## [Directions for this task]
Return every line of the listing that includes the string "levels".

(Beginning of Records)

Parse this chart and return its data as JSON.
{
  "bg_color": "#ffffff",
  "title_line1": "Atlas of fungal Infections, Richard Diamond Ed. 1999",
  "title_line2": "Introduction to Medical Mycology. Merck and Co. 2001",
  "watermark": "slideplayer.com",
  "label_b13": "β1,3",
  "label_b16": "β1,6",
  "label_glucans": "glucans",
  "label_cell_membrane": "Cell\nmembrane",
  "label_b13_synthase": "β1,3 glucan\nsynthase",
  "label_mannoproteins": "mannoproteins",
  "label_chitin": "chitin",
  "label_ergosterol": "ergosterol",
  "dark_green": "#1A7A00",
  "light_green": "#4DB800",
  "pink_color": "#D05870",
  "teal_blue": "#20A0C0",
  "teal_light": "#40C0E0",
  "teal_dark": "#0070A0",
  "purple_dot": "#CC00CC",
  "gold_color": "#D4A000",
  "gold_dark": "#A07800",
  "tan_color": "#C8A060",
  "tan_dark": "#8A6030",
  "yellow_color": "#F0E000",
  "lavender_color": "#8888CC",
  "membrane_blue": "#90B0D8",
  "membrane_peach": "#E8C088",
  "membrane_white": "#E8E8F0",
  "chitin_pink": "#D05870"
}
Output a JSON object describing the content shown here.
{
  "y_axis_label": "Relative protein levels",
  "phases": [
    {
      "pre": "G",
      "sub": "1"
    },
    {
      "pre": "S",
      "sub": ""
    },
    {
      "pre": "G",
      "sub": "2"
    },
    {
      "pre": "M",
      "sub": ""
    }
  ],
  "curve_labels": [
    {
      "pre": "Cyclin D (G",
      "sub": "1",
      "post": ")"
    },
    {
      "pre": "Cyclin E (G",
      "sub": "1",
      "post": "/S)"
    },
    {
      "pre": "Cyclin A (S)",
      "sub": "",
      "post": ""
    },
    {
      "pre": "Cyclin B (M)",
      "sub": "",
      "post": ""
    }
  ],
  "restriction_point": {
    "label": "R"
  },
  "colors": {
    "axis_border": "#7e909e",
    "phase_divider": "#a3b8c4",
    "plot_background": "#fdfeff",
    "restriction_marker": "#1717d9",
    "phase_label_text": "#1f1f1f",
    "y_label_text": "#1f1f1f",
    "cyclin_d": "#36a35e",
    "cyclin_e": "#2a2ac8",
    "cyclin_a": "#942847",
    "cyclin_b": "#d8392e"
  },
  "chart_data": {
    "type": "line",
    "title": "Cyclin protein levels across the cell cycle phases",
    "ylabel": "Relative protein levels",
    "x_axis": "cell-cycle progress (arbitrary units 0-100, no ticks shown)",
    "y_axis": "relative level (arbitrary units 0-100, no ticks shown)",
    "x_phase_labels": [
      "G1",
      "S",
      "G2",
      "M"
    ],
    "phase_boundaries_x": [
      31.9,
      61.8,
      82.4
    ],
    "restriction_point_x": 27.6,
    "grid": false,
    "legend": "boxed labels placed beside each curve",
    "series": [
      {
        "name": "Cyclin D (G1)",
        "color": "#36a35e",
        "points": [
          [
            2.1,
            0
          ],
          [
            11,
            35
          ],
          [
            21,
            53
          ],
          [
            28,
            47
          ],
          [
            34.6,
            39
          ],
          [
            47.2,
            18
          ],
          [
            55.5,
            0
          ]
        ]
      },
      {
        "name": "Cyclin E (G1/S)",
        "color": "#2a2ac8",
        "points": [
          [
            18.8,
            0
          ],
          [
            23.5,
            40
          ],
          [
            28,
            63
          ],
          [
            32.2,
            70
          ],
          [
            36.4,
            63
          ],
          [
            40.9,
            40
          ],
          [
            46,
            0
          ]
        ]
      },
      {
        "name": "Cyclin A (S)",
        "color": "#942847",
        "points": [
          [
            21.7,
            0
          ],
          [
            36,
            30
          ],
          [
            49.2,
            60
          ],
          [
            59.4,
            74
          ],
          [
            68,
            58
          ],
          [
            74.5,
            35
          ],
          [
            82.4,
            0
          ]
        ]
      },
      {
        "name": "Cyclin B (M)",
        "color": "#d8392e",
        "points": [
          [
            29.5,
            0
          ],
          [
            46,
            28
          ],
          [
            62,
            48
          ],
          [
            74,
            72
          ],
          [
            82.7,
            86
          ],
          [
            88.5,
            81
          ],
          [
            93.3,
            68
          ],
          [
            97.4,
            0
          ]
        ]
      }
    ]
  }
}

(End of Records)

## [Task result]
  "y_axis_label": "Relative protein levels",
    "title": "Cyclin protein levels across the cell cycle phases",
    "ylabel": "Relative protein levels",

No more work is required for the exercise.